### What to do
Print the listing as it stands, omitting all images.
──────────────────────────────
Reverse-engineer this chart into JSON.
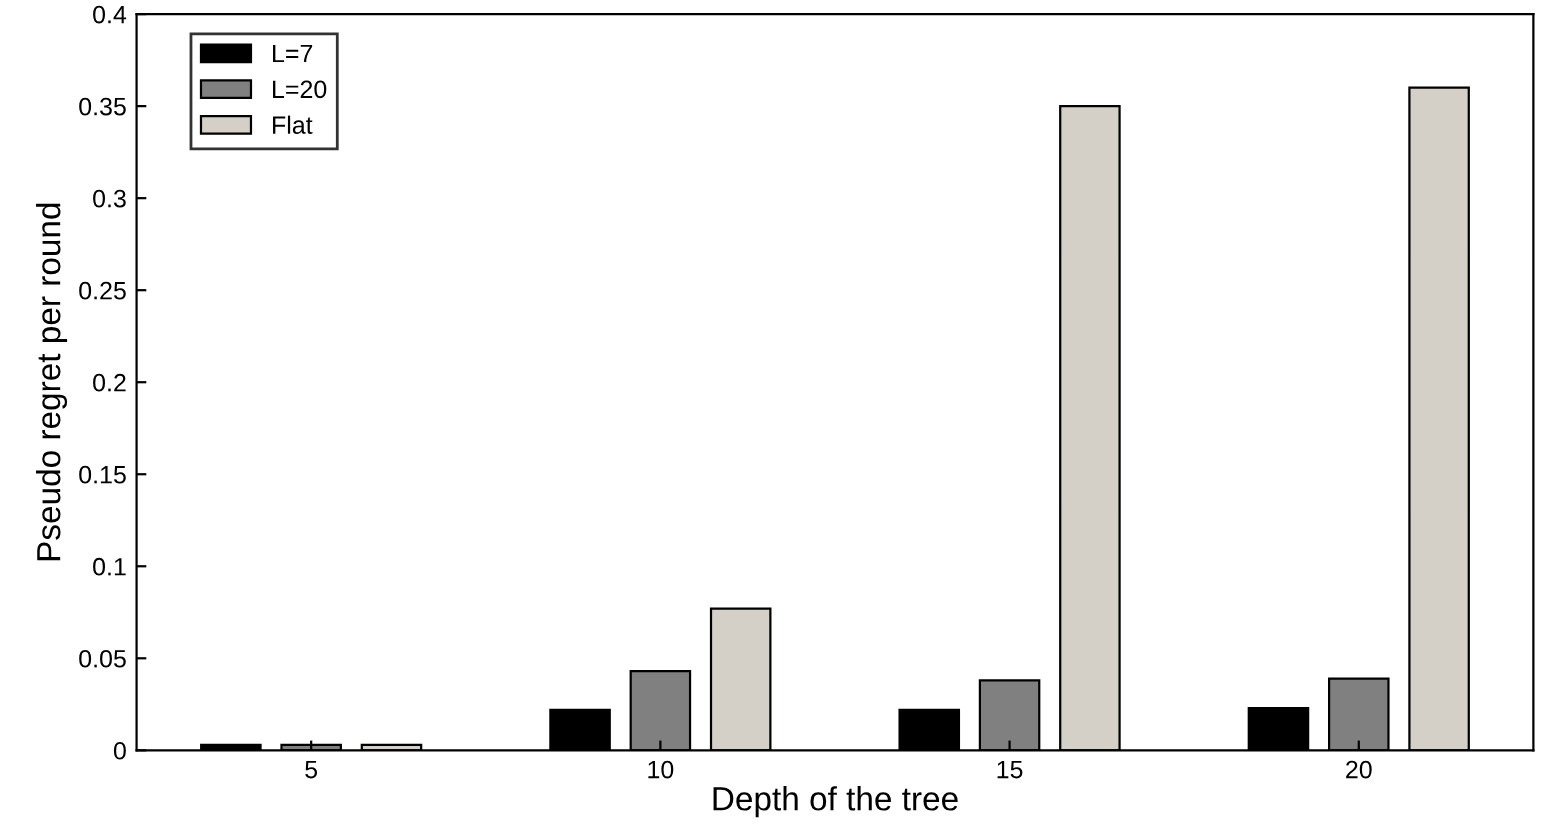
{
  "chart_data": {
    "type": "bar",
    "xlabel": "Depth of the tree",
    "ylabel": "Pseudo regret per round",
    "categories": [
      "5",
      "10",
      "15",
      "20"
    ],
    "series": [
      {
        "name": "L=7",
        "color": "#000000",
        "values": [
          0.003,
          0.022,
          0.022,
          0.023
        ]
      },
      {
        "name": "L=20",
        "color": "#808080",
        "values": [
          0.003,
          0.043,
          0.038,
          0.039
        ]
      },
      {
        "name": "Flat",
        "color": "#d4d0c8",
        "values": [
          0.003,
          0.077,
          0.35,
          0.36
        ]
      }
    ],
    "ylim": [
      0,
      0.4
    ],
    "yticks": [
      0,
      0.05,
      0.1,
      0.15,
      0.2,
      0.25,
      0.3,
      0.35,
      0.4
    ],
    "grid": false,
    "legend": "top left"
  }
}
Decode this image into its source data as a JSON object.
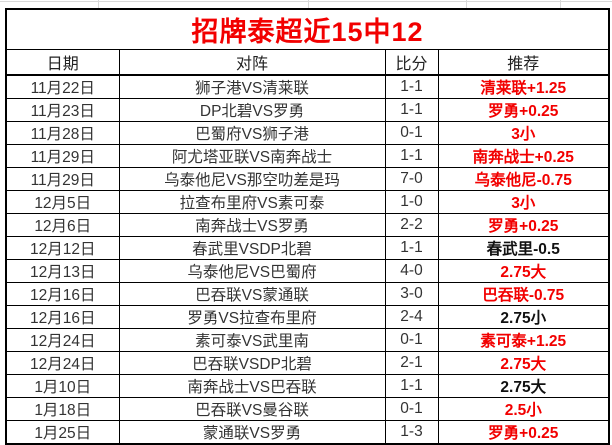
{
  "title": "招牌泰超近15中12",
  "colors": {
    "accent": "#f20000",
    "pick_black": "#111111",
    "body_text": "#333333",
    "border": "#000000",
    "gridline": "#d9d9d9"
  },
  "table": {
    "columns": [
      "日期",
      "对阵",
      "比分",
      "推荐"
    ],
    "rows": [
      {
        "date": "11月22日",
        "match": "狮子港VS清莱联",
        "score": "1-1",
        "pick": "清莱联+1.25",
        "pick_style": "red"
      },
      {
        "date": "11月23日",
        "match": "DP北碧VS罗勇",
        "score": "1-1",
        "pick": "罗勇+0.25",
        "pick_style": "red"
      },
      {
        "date": "11月28日",
        "match": "巴蜀府VS狮子港",
        "score": "0-1",
        "pick": "3小",
        "pick_style": "red"
      },
      {
        "date": "11月29日",
        "match": "阿尤塔亚联VS南奔战士",
        "score": "1-1",
        "pick": "南奔战士+0.25",
        "pick_style": "red"
      },
      {
        "date": "11月29日",
        "match": "乌泰他尼VS那空叻差是玛",
        "score": "7-0",
        "pick": "乌泰他尼-0.75",
        "pick_style": "red"
      },
      {
        "date": "12月5日",
        "match": "拉查布里府VS素可泰",
        "score": "1-0",
        "pick": "3小",
        "pick_style": "red"
      },
      {
        "date": "12月6日",
        "match": "南奔战士VS罗勇",
        "score": "2-2",
        "pick": "罗勇+0.25",
        "pick_style": "red"
      },
      {
        "date": "12月12日",
        "match": "春武里VSDP北碧",
        "score": "1-1",
        "pick": "春武里-0.5",
        "pick_style": "black"
      },
      {
        "date": "12月13日",
        "match": "乌泰他尼VS巴蜀府",
        "score": "4-0",
        "pick": "2.75大",
        "pick_style": "red"
      },
      {
        "date": "12月16日",
        "match": "巴吞联VS蒙通联",
        "score": "3-0",
        "pick": "巴吞联-0.75",
        "pick_style": "red"
      },
      {
        "date": "12月16日",
        "match": "罗勇VS拉查布里府",
        "score": "2-4",
        "pick": "2.75小",
        "pick_style": "black"
      },
      {
        "date": "12月24日",
        "match": "素可泰VS武里南",
        "score": "0-1",
        "pick": "素可泰+1.25",
        "pick_style": "red"
      },
      {
        "date": "12月24日",
        "match": "巴吞联VSDP北碧",
        "score": "2-1",
        "pick": "2.75大",
        "pick_style": "red"
      },
      {
        "date": "1月10日",
        "match": "南奔战士VS巴吞联",
        "score": "1-1",
        "pick": "2.75大",
        "pick_style": "black"
      },
      {
        "date": "1月18日",
        "match": "巴吞联VS曼谷联",
        "score": "0-1",
        "pick": "2.5小",
        "pick_style": "red"
      },
      {
        "date": "1月25日",
        "match": "蒙通联VS罗勇",
        "score": "1-3",
        "pick": "罗勇+0.25",
        "pick_style": "red"
      }
    ]
  }
}
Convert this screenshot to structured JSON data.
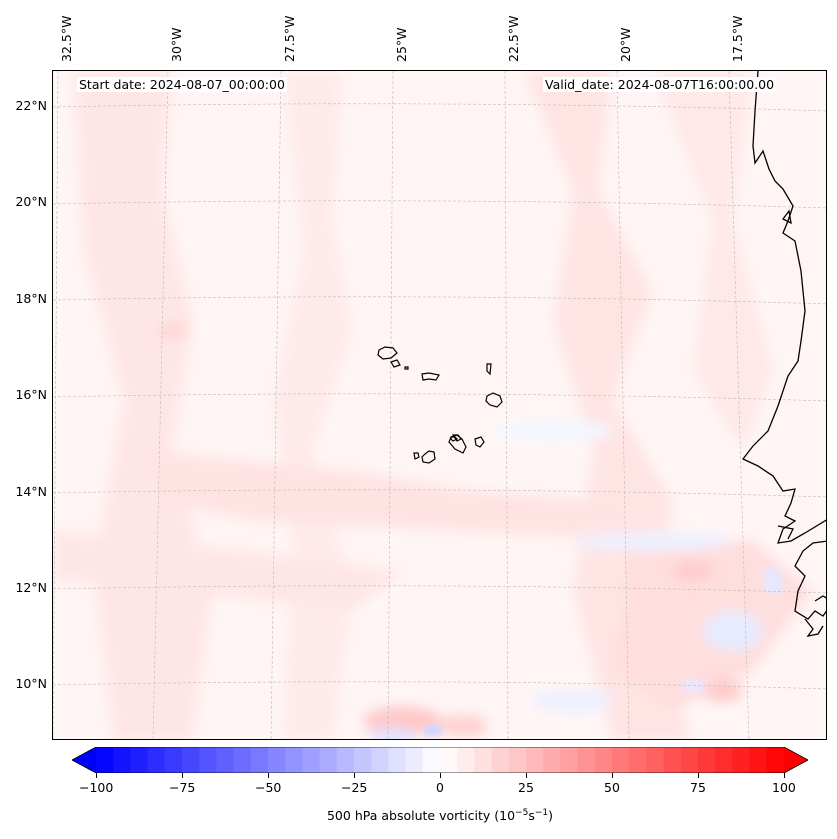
{
  "map": {
    "start_date": "Start date: 2024-08-07_00:00:00",
    "valid_date": "Valid_date: 2024-08-07T16:00:00.00",
    "lon_labels": [
      "32.5°W",
      "30°W",
      "27.5°W",
      "25°W",
      "22.5°W",
      "20°W",
      "17.5°W"
    ],
    "lat_labels": [
      "22°N",
      "20°N",
      "18°N",
      "16°N",
      "14°N",
      "12°N",
      "10°N"
    ],
    "colors": {
      "positive": "#ff0000",
      "negative": "#0000ff",
      "neutral": "#ffffff",
      "coast": "#000000"
    }
  },
  "colorbar": {
    "ticks": [
      "−100",
      "−75",
      "−50",
      "−25",
      "0",
      "25",
      "50",
      "75",
      "100"
    ],
    "min": -100,
    "max": 100,
    "label_main": "500 hPa absolute vorticity (10",
    "label_exp1": "−5",
    "label_mid": "s",
    "label_exp2": "−1",
    "label_end": ")"
  }
}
──────────────────────────────
### Answer to this exercise
Reverse-engineer this chart into JSON.
{
  "chart_data": {
    "type": "bar",
    "xlabel": "Depth of the tree",
    "ylabel": "Pseudo regret per round",
    "categories": [
      "5",
      "10",
      "15",
      "20"
    ],
    "series": [
      {
        "name": "L=7",
        "color": "#000000",
        "values": [
          0.003,
          0.022,
          0.022,
          0.023
        ]
      },
      {
        "name": "L=20",
        "color": "#808080",
        "values": [
          0.003,
          0.043,
          0.038,
          0.039
        ]
      },
      {
        "name": "Flat",
        "color": "#d4d0c8",
        "values": [
          0.003,
          0.077,
          0.35,
          0.36
        ]
      }
    ],
    "ylim": [
      0,
      0.4
    ],
    "yticks": [
      0,
      0.05,
      0.1,
      0.15,
      0.2,
      0.25,
      0.3,
      0.35,
      0.4
    ],
    "grid": false,
    "legend": "top left"
  }
}
Decode this image into its source data as a JSON object.
{
  "title": "招牌泰超近15中12",
  "colors": {
    "accent": "#f20000",
    "pick_black": "#111111",
    "body_text": "#333333",
    "border": "#000000",
    "gridline": "#d9d9d9"
  },
  "table": {
    "columns": [
      "日期",
      "对阵",
      "比分",
      "推荐"
    ],
    "rows": [
      {
        "date": "11月22日",
        "match": "狮子港VS清莱联",
        "score": "1-1",
        "pick": "清莱联+1.25",
        "pick_style": "red"
      },
      {
        "date": "11月23日",
        "match": "DP北碧VS罗勇",
        "score": "1-1",
        "pick": "罗勇+0.25",
        "pick_style": "red"
      },
      {
        "date": "11月28日",
        "match": "巴蜀府VS狮子港",
        "score": "0-1",
        "pick": "3小",
        "pick_style": "red"
      },
      {
        "date": "11月29日",
        "match": "阿尤塔亚联VS南奔战士",
        "score": "1-1",
        "pick": "南奔战士+0.25",
        "pick_style": "red"
      },
      {
        "date": "11月29日",
        "match": "乌泰他尼VS那空叻差是玛",
        "score": "7-0",
        "pick": "乌泰他尼-0.75",
        "pick_style": "red"
      },
      {
        "date": "12月5日",
        "match": "拉查布里府VS素可泰",
        "score": "1-0",
        "pick": "3小",
        "pick_style": "red"
      },
      {
        "date": "12月6日",
        "match": "南奔战士VS罗勇",
        "score": "2-2",
        "pick": "罗勇+0.25",
        "pick_style": "red"
      },
      {
        "date": "12月12日",
        "match": "春武里VSDP北碧",
        "score": "1-1",
        "pick": "春武里-0.5",
        "pick_style": "black"
      },
      {
        "date": "12月13日",
        "match": "乌泰他尼VS巴蜀府",
        "score": "4-0",
        "pick": "2.75大",
        "pick_style": "red"
      },
      {
        "date": "12月16日",
        "match": "巴吞联VS蒙通联",
        "score": "3-0",
        "pick": "巴吞联-0.75",
        "pick_style": "red"
      },
      {
        "date": "12月16日",
        "match": "罗勇VS拉查布里府",
        "score": "2-4",
        "pick": "2.75小",
        "pick_style": "black"
      },
      {
        "date": "12月24日",
        "match": "素可泰VS武里南",
        "score": "0-1",
        "pick": "素可泰+1.25",
        "pick_style": "red"
      },
      {
        "date": "12月24日",
        "match": "巴吞联VSDP北碧",
        "score": "2-1",
        "pick": "2.75大",
        "pick_style": "red"
      },
      {
        "date": "1月10日",
        "match": "南奔战士VS巴吞联",
        "score": "1-1",
        "pick": "2.75大",
        "pick_style": "black"
      },
      {
        "date": "1月18日",
        "match": "巴吞联VS曼谷联",
        "score": "0-1",
        "pick": "2.5小",
        "pick_style": "red"
      },
      {
        "date": "1月25日",
        "match": "蒙通联VS罗勇",
        "score": "1-3",
        "pick": "罗勇+0.25",
        "pick_style": "red"
      }
    ]
  }
}
Convert this screenshot to structured JSON data.
{
  "map": {
    "start_date": "Start date: 2024-08-07_00:00:00",
    "valid_date": "Valid_date: 2024-08-07T16:00:00.00",
    "lon_labels": [
      "32.5°W",
      "30°W",
      "27.5°W",
      "25°W",
      "22.5°W",
      "20°W",
      "17.5°W"
    ],
    "lat_labels": [
      "22°N",
      "20°N",
      "18°N",
      "16°N",
      "14°N",
      "12°N",
      "10°N"
    ],
    "colors": {
      "positive": "#ff0000",
      "negative": "#0000ff",
      "neutral": "#ffffff",
      "coast": "#000000"
    }
  },
  "colorbar": {
    "ticks": [
      "−100",
      "−75",
      "−50",
      "−25",
      "0",
      "25",
      "50",
      "75",
      "100"
    ],
    "min": -100,
    "max": 100,
    "label_main": "500 hPa absolute vorticity (10",
    "label_exp1": "−5",
    "label_mid": "s",
    "label_exp2": "−1",
    "label_end": ")"
  }
}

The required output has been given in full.